Read the lines below. Copy out any that hold the string "Explorer".

____

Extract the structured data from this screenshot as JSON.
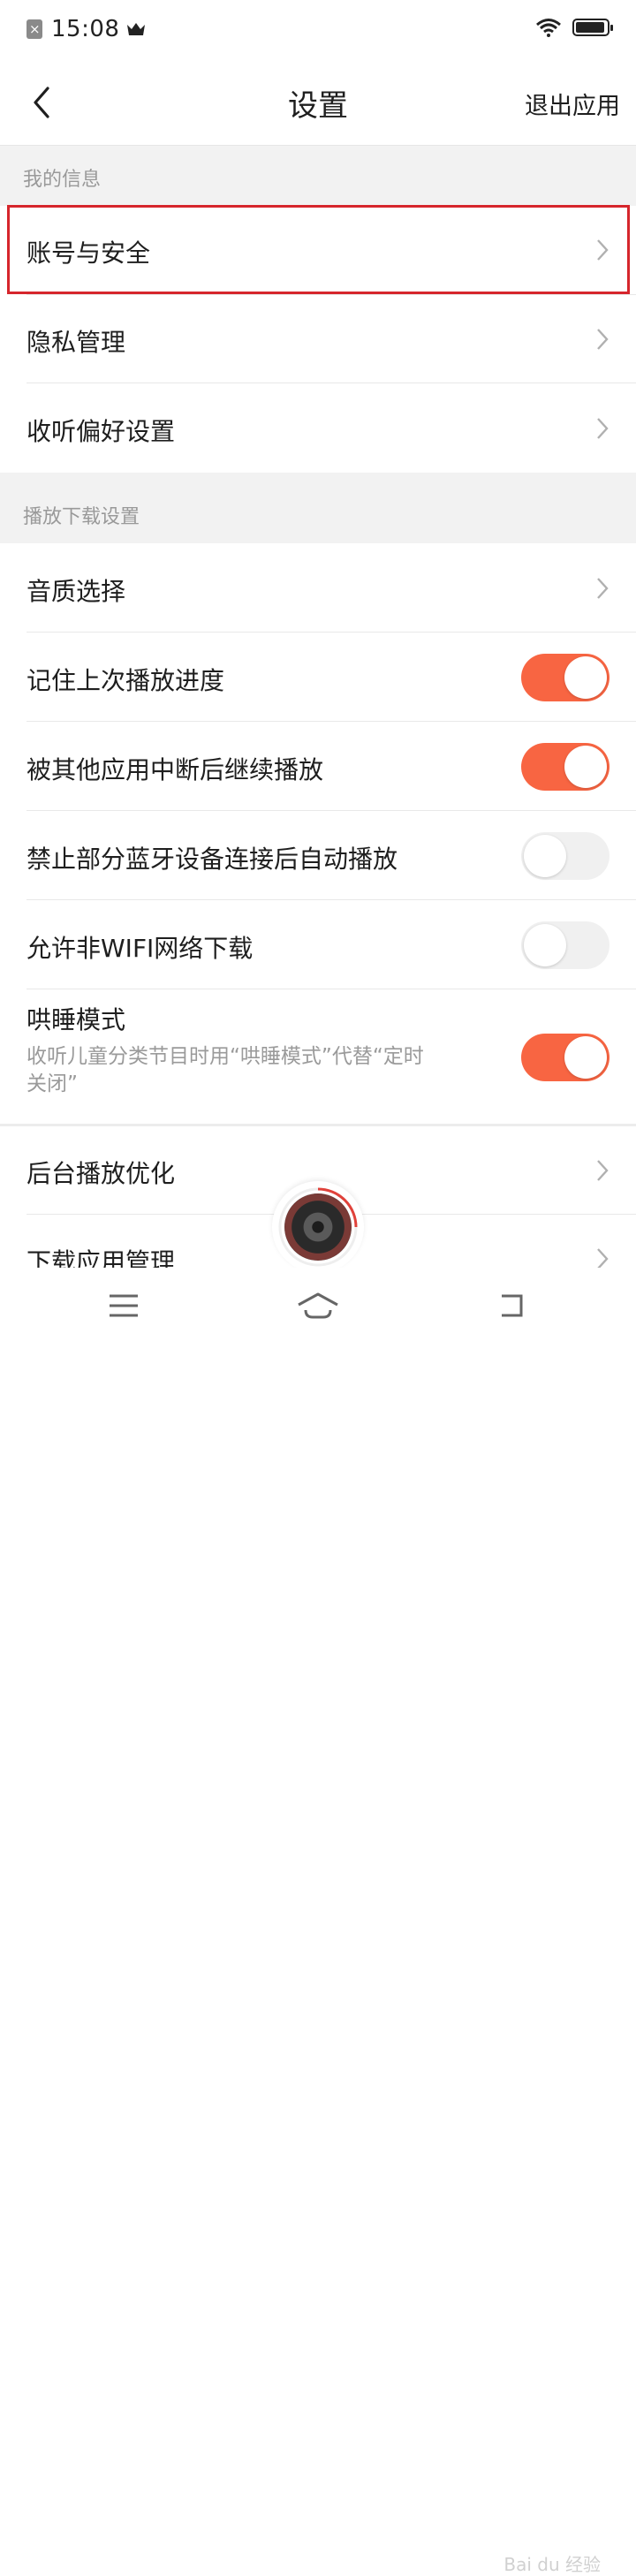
{
  "status_bar": {
    "time": "15:08"
  },
  "header": {
    "title": "设置",
    "exit_label": "退出应用"
  },
  "sections": [
    {
      "title": "我的信息"
    },
    {
      "title": "播放下载设置"
    }
  ],
  "rows": {
    "account_security": "账号与安全",
    "privacy": "隐私管理",
    "listening_pref": "收听偏好设置",
    "audio_quality": "音质选择",
    "remember_progress": "记住上次播放进度",
    "resume_after_interrupt": "被其他应用中断后继续播放",
    "block_bluetooth_autoplay": "禁止部分蓝牙设备连接后自动播放",
    "allow_non_wifi_download": "允许非WIFI网络下载",
    "sleep_mode": "哄睡模式",
    "sleep_mode_desc": "收听儿童分类节目时用“哄睡模式”代替“定时关闭”",
    "background_optimize": "后台播放优化",
    "download_app_manage": "下载应用管理"
  },
  "toggles": {
    "remember_progress": true,
    "resume_after_interrupt": true,
    "block_bluetooth_autoplay": false,
    "allow_non_wifi_download": false,
    "sleep_mode": true
  },
  "colors": {
    "accent": "#f86542",
    "highlight_border": "#d6262c",
    "section_bg": "#f2f2f2"
  },
  "icons": {
    "back": "chevron-left-icon",
    "row_arrow": "chevron-right-icon",
    "nav_menu": "menu-icon",
    "nav_home": "home-icon",
    "nav_back": "back-icon"
  },
  "watermark": "Bai du 经验"
}
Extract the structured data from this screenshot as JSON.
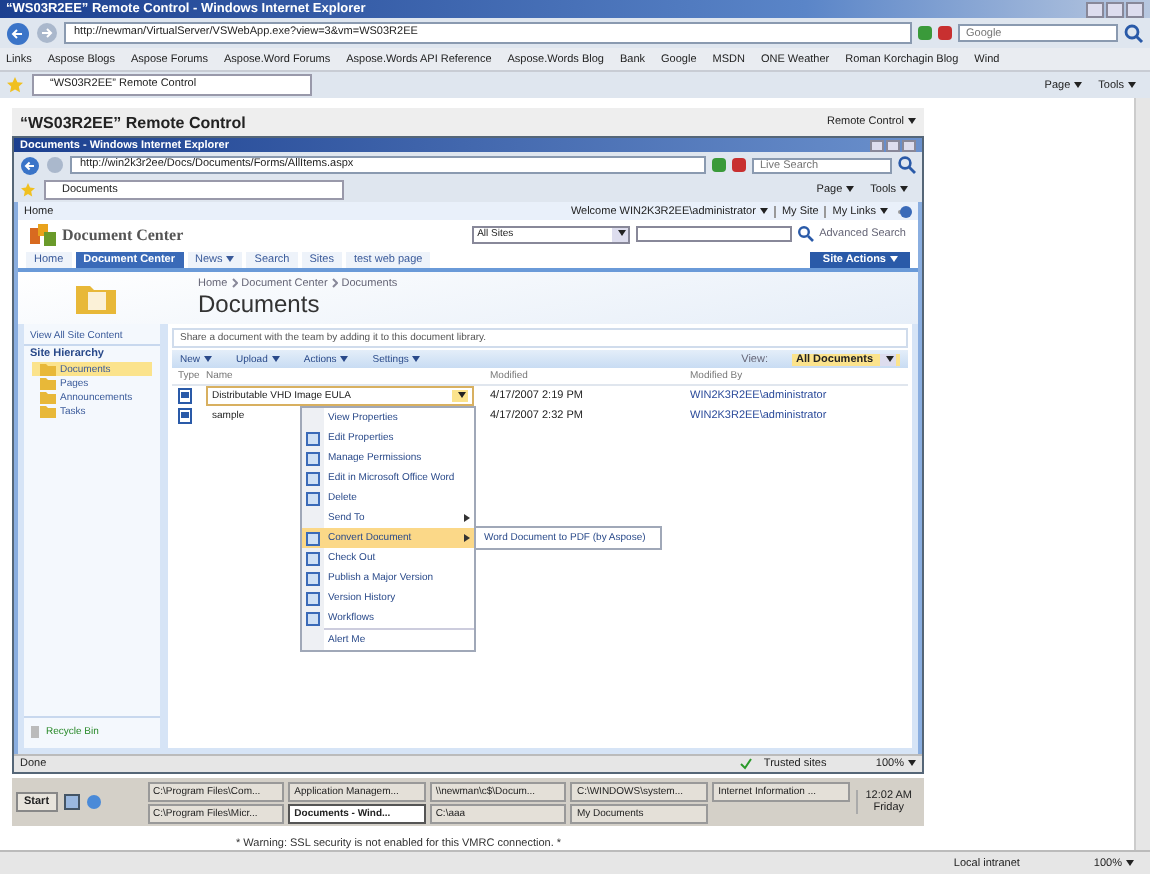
{
  "outer_window": {
    "title": "“WS03R2EE” Remote Control - Windows Internet Explorer",
    "address": "http://newman/VirtualServer/VSWebApp.exe?view=3&vm=WS03R2EE",
    "search_placeholder": "Google",
    "tab": "“WS03R2EE” Remote Control",
    "toolbar": [
      "Page",
      "Tools"
    ]
  },
  "links_bar": {
    "label": "Links",
    "links": [
      "Aspose Blogs",
      "Aspose Forums",
      "Aspose.Word Forums",
      "Aspose.Words API Reference",
      "Aspose.Words Blog",
      "Bank",
      "Google",
      "MSDN",
      "ONE Weather",
      "Roman Korchagin Blog",
      "Wind"
    ]
  },
  "remote_control": {
    "title": "“WS03R2EE” Remote Control",
    "menu": "Remote Control"
  },
  "inner_window": {
    "title": "Documents - Windows Internet Explorer",
    "address": "http://win2k3r2ee/Docs/Documents/Forms/AllItems.aspx",
    "search_placeholder": "Live Search",
    "tab": "Documents",
    "toolbar": [
      "Page",
      "Tools"
    ]
  },
  "site": {
    "top_link": "Home",
    "welcome": "Welcome WIN2K3R2EE\\administrator",
    "top_links": [
      "My Site",
      "My Links"
    ],
    "name": "Document Center",
    "scope": "All Sites",
    "advanced_search": "Advanced Search",
    "site_actions": "Site Actions",
    "nav": [
      {
        "label": "Home",
        "selected": false,
        "dropdown": false
      },
      {
        "label": "Document Center",
        "selected": true,
        "dropdown": false
      },
      {
        "label": "News",
        "selected": false,
        "dropdown": true
      },
      {
        "label": "Search",
        "selected": false,
        "dropdown": false
      },
      {
        "label": "Sites",
        "selected": false,
        "dropdown": false
      },
      {
        "label": "test web page",
        "selected": false,
        "dropdown": false
      }
    ],
    "breadcrumb": [
      "Home",
      "Document Center",
      "Documents"
    ],
    "page_title": "Documents"
  },
  "sidebar": {
    "view_all": "View All Site Content",
    "heading": "Site Hierarchy",
    "items": [
      {
        "label": "Documents",
        "selected": true
      },
      {
        "label": "Pages",
        "selected": false
      },
      {
        "label": "Announcements",
        "selected": false
      },
      {
        "label": "Tasks",
        "selected": false
      }
    ],
    "recycle_bin": "Recycle Bin"
  },
  "library": {
    "description": "Share a document with the team by adding it to this document library.",
    "toolbar": [
      "New",
      "Upload",
      "Actions",
      "Settings"
    ],
    "view_label": "View:",
    "view": "All Documents",
    "columns": [
      "Type",
      "Name",
      "Modified",
      "Modified By"
    ],
    "rows": [
      {
        "name": "Distributable VHD Image EULA",
        "modified": "4/17/2007 2:19 PM",
        "modified_by": "WIN2K3R2EE\\administrator",
        "selected": true
      },
      {
        "name": "sample",
        "modified": "4/17/2007 2:32 PM",
        "modified_by": "WIN2K3R2EE\\administrator",
        "selected": false
      }
    ]
  },
  "context_menu": {
    "items": [
      {
        "label": "View Properties",
        "has_icon": false,
        "submenu": false,
        "highlighted": false,
        "divider_before": false
      },
      {
        "label": "Edit Properties",
        "has_icon": true,
        "submenu": false,
        "highlighted": false,
        "divider_before": false
      },
      {
        "label": "Manage Permissions",
        "has_icon": true,
        "submenu": false,
        "highlighted": false,
        "divider_before": false
      },
      {
        "label": "Edit in Microsoft Office Word",
        "has_icon": true,
        "submenu": false,
        "highlighted": false,
        "divider_before": false
      },
      {
        "label": "Delete",
        "has_icon": true,
        "submenu": false,
        "highlighted": false,
        "divider_before": false
      },
      {
        "label": "Send To",
        "has_icon": false,
        "submenu": true,
        "highlighted": false,
        "divider_before": false
      },
      {
        "label": "Convert Document",
        "has_icon": true,
        "submenu": true,
        "highlighted": true,
        "divider_before": false
      },
      {
        "label": "Check Out",
        "has_icon": true,
        "submenu": false,
        "highlighted": false,
        "divider_before": false
      },
      {
        "label": "Publish a Major Version",
        "has_icon": true,
        "submenu": false,
        "highlighted": false,
        "divider_before": false
      },
      {
        "label": "Version History",
        "has_icon": true,
        "submenu": false,
        "highlighted": false,
        "divider_before": false
      },
      {
        "label": "Workflows",
        "has_icon": true,
        "submenu": false,
        "highlighted": false,
        "divider_before": false
      },
      {
        "label": "Alert Me",
        "has_icon": false,
        "submenu": false,
        "highlighted": false,
        "divider_before": true
      }
    ]
  },
  "submenu": {
    "items": [
      "Word Document to PDF (by Aspose)"
    ]
  },
  "inner_status": {
    "text": "Done",
    "zone": "Trusted sites",
    "zoom": "100%"
  },
  "taskbar": {
    "start": "Start",
    "buttons": [
      {
        "label": "C:\\Program Files\\Com...",
        "selected": false
      },
      {
        "label": "Application Managem...",
        "selected": false
      },
      {
        "label": "\\\\newman\\c$\\Docum...",
        "selected": false
      },
      {
        "label": "C:\\WINDOWS\\system...",
        "selected": false
      },
      {
        "label": "Internet Information ...",
        "selected": false
      },
      {
        "label": "C:\\Program Files\\Micr...",
        "selected": false
      },
      {
        "label": "Documents - Wind...",
        "selected": true
      },
      {
        "label": "C:\\aaa",
        "selected": false
      },
      {
        "label": "My Documents",
        "selected": false
      }
    ],
    "time": "12:02 AM",
    "day": "Friday"
  },
  "warning": "* Warning: SSL security is not enabled for this VMRC connection. *",
  "outer_status": {
    "zone": "Local intranet",
    "zoom": "100%"
  }
}
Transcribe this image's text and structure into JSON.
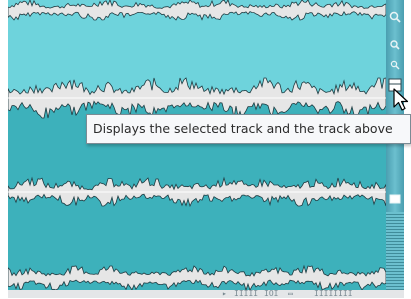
{
  "tooltip": {
    "text": "Displays the selected track and the track above"
  },
  "colors": {
    "track_top_fill": "#6ed3dc",
    "track_bottom_fill": "#3db1bb",
    "waveform_line": "#1f3a40",
    "channel_divider": "#e6e6e6",
    "sidebar": "#5fb5c5",
    "tooltip_bg": "#f7f8fa",
    "tooltip_border": "#7b8b94"
  },
  "icons": {
    "zoom_in": "magnifier-plus-icon",
    "zoom_out": "magnifier-minus-icon",
    "show_track_above": "split-track-icon",
    "single_track": "track-box-icon",
    "cursor": "mouse-pointer-icon"
  },
  "bottom_bar": {
    "glyphs": [
      "▸",
      "IIIII",
      "IOI",
      "▭",
      "IIIIIIII"
    ]
  }
}
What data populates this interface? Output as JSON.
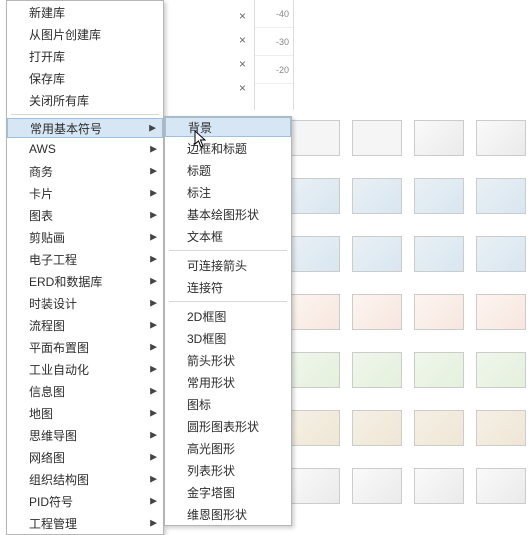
{
  "ruler": {
    "v0": "-40",
    "v1": "-30",
    "v2": "-20"
  },
  "menu1": {
    "top": [
      {
        "label": "新建库"
      },
      {
        "label": "从图片创建库"
      },
      {
        "label": "打开库"
      },
      {
        "label": "保存库"
      },
      {
        "label": "关闭所有库"
      }
    ],
    "categories": [
      {
        "label": "常用基本符号",
        "selected": true
      },
      {
        "label": "AWS"
      },
      {
        "label": "商务"
      },
      {
        "label": "卡片"
      },
      {
        "label": "图表"
      },
      {
        "label": "剪贴画"
      },
      {
        "label": "电子工程"
      },
      {
        "label": "ERD和数据库"
      },
      {
        "label": "时装设计"
      },
      {
        "label": "流程图"
      },
      {
        "label": "平面布置图"
      },
      {
        "label": "工业自动化"
      },
      {
        "label": "信息图"
      },
      {
        "label": "地图"
      },
      {
        "label": "思维导图"
      },
      {
        "label": "网络图"
      },
      {
        "label": "组织结构图"
      },
      {
        "label": "PID符号"
      },
      {
        "label": "工程管理"
      }
    ]
  },
  "menu2": {
    "groups": [
      [
        {
          "label": "背景",
          "highlight": true
        },
        {
          "label": "边框和标题"
        },
        {
          "label": "标题"
        },
        {
          "label": "标注"
        },
        {
          "label": "基本绘图形状"
        },
        {
          "label": "文本框"
        }
      ],
      [
        {
          "label": "可连接箭头"
        },
        {
          "label": "连接符"
        }
      ],
      [
        {
          "label": "2D框图"
        },
        {
          "label": "3D框图"
        },
        {
          "label": "箭头形状"
        },
        {
          "label": "常用形状"
        },
        {
          "label": "图标"
        },
        {
          "label": "圆形图表形状"
        },
        {
          "label": "高光图形"
        },
        {
          "label": "列表形状"
        },
        {
          "label": "金字塔图"
        },
        {
          "label": "维恩图形状"
        }
      ]
    ]
  }
}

____

— The completed task —
    "title": "“WS03R2EE” Remote Control - Windows Internet Explorer",
    "title": "Documents - Windows Internet Explorer",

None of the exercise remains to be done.